-- Exercise objective --
Of all the lines in the material, how many contain the word "green"? State the number alone.

Dataset excerpts:
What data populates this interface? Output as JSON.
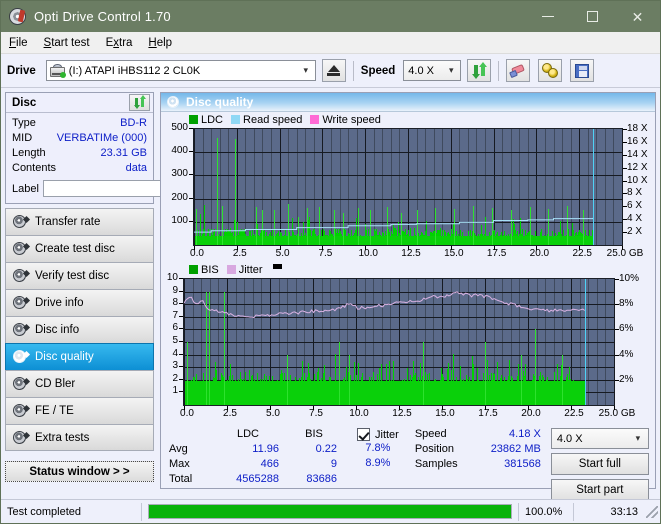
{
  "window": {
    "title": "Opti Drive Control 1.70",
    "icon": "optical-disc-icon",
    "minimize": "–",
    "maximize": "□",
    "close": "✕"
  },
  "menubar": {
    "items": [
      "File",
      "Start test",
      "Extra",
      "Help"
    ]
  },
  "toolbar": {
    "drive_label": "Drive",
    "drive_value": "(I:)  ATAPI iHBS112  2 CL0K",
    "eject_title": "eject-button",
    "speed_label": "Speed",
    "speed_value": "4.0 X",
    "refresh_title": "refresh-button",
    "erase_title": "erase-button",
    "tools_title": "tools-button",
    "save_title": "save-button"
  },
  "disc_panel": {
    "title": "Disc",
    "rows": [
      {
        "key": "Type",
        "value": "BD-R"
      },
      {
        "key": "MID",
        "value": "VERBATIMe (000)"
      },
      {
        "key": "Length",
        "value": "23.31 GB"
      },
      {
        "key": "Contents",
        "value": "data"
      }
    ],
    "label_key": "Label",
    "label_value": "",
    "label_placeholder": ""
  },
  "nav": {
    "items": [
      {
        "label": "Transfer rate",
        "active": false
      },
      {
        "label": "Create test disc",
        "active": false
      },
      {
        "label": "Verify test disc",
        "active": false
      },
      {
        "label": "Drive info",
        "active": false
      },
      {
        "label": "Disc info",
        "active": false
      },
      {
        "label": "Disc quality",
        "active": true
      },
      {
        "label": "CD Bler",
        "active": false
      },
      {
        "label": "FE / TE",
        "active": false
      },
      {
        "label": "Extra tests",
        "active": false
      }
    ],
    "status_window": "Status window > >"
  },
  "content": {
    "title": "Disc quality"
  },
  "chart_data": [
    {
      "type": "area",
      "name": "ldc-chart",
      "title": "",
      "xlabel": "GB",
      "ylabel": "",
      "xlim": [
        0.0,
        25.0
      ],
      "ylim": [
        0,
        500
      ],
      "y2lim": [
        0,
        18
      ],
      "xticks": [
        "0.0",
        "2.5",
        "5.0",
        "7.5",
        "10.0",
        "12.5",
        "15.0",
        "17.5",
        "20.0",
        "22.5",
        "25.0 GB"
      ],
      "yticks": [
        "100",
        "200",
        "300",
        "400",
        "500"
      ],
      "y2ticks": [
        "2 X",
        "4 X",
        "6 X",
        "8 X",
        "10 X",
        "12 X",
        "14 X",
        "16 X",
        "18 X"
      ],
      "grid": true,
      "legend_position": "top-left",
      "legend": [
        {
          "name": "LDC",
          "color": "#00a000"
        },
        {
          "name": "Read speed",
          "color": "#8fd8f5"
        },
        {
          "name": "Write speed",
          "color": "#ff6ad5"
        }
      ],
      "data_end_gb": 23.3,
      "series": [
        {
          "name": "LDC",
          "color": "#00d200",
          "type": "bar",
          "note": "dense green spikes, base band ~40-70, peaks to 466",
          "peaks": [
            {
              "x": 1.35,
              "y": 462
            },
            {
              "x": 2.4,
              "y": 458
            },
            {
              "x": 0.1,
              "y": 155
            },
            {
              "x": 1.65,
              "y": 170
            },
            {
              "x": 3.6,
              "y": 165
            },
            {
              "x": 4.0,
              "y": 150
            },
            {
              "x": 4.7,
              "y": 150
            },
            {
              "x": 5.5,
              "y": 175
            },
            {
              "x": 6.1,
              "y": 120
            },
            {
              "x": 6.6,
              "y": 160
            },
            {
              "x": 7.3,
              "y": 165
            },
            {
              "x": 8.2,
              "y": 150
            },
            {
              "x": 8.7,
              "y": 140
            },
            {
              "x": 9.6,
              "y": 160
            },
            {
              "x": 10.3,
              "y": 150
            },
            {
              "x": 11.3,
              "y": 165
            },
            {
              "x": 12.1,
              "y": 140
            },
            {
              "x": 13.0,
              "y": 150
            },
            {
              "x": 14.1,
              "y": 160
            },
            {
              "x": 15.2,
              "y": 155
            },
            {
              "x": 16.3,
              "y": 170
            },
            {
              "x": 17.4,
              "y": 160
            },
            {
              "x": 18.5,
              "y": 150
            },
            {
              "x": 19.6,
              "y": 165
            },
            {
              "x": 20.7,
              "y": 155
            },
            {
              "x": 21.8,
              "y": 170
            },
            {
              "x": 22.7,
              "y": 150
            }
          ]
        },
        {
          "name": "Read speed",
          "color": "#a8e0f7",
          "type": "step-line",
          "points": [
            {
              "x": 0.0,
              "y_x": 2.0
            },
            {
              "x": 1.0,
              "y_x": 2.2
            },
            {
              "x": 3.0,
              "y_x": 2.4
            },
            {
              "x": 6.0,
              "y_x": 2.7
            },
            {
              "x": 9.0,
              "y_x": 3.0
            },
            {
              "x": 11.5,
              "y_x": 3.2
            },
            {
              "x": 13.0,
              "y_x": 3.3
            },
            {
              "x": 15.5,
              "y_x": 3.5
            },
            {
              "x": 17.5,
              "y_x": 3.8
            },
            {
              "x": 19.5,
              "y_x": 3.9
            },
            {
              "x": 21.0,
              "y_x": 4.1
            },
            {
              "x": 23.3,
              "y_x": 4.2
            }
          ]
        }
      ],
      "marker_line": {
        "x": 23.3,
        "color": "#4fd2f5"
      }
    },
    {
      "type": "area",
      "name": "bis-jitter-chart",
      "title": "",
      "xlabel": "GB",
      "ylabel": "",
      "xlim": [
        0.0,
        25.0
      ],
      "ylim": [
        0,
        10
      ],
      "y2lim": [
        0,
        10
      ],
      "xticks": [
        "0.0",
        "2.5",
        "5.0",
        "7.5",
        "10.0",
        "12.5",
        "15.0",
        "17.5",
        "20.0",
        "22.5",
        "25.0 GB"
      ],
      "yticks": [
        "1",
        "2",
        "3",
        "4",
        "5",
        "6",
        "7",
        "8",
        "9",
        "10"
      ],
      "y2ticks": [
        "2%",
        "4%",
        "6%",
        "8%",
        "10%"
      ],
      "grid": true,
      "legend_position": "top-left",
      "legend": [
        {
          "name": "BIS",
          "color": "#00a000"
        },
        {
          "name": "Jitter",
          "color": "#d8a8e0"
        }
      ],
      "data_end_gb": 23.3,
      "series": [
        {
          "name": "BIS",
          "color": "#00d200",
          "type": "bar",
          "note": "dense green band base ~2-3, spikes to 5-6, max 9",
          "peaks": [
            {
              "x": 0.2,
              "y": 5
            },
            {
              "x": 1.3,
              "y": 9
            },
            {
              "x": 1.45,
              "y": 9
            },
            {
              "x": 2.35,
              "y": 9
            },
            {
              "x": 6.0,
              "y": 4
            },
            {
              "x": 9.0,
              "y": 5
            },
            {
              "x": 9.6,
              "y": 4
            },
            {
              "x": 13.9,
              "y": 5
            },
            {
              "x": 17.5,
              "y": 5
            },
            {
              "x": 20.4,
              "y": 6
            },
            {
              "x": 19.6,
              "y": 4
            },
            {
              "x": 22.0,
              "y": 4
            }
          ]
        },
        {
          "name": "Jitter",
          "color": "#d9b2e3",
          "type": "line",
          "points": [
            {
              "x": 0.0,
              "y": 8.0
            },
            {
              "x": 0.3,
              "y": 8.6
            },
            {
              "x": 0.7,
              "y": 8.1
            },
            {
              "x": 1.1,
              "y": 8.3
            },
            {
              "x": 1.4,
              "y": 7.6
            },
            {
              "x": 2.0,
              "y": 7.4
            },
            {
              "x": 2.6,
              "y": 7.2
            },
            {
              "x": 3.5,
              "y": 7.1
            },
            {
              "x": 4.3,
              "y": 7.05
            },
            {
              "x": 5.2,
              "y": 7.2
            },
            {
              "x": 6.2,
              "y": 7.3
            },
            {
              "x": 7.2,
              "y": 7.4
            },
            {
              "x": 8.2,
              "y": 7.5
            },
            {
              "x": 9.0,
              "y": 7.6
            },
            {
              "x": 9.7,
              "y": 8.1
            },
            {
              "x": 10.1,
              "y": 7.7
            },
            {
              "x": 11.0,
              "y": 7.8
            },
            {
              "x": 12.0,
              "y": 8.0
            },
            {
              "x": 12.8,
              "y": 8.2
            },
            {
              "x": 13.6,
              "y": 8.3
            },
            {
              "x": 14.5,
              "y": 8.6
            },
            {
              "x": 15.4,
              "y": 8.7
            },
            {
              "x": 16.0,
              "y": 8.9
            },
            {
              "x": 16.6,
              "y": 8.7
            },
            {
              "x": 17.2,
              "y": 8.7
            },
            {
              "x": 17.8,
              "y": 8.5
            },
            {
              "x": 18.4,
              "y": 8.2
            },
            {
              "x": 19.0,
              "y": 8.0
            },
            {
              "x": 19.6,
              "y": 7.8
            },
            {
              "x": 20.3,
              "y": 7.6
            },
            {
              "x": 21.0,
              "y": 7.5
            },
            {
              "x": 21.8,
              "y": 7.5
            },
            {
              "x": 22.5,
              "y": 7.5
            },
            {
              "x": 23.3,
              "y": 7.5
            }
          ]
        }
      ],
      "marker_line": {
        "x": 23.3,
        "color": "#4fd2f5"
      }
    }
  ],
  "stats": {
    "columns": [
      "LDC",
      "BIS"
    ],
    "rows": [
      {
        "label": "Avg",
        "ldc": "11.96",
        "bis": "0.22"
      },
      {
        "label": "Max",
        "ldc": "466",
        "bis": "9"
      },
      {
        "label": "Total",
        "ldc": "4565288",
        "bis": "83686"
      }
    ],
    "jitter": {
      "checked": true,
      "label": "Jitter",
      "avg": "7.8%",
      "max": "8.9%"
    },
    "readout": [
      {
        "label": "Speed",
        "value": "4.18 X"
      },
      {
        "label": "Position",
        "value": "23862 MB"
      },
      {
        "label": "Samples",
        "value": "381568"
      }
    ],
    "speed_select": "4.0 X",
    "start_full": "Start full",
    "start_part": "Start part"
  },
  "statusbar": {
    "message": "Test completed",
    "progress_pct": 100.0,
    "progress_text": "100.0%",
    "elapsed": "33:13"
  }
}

---

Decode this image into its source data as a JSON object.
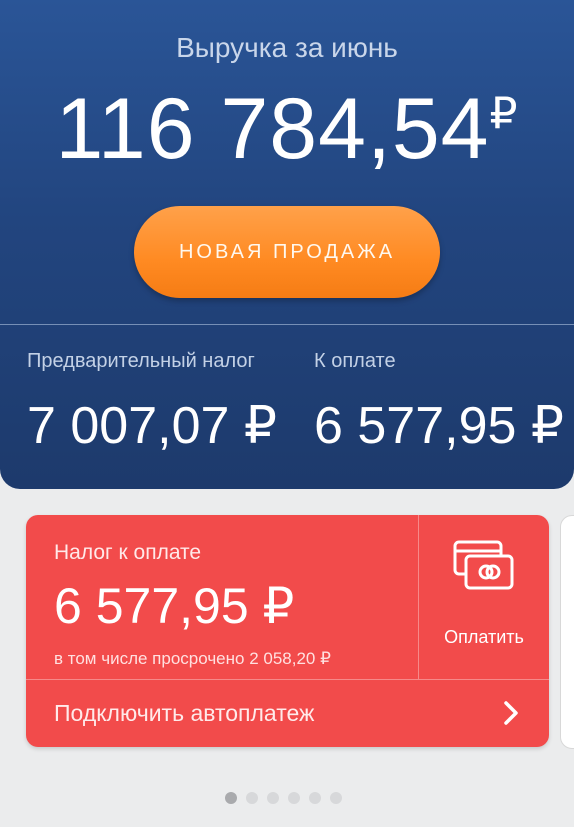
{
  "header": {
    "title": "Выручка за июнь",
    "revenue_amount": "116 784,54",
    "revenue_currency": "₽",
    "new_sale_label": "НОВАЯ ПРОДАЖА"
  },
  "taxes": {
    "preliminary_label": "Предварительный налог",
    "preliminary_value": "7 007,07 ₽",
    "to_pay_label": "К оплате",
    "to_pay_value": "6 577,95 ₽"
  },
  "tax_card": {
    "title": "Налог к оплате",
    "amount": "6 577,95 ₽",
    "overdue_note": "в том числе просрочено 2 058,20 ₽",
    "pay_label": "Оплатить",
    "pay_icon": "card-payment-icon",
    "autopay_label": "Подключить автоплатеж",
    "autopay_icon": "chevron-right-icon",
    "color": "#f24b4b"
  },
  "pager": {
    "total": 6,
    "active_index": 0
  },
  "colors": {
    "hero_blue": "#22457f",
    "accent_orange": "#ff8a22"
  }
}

-- Written response --
2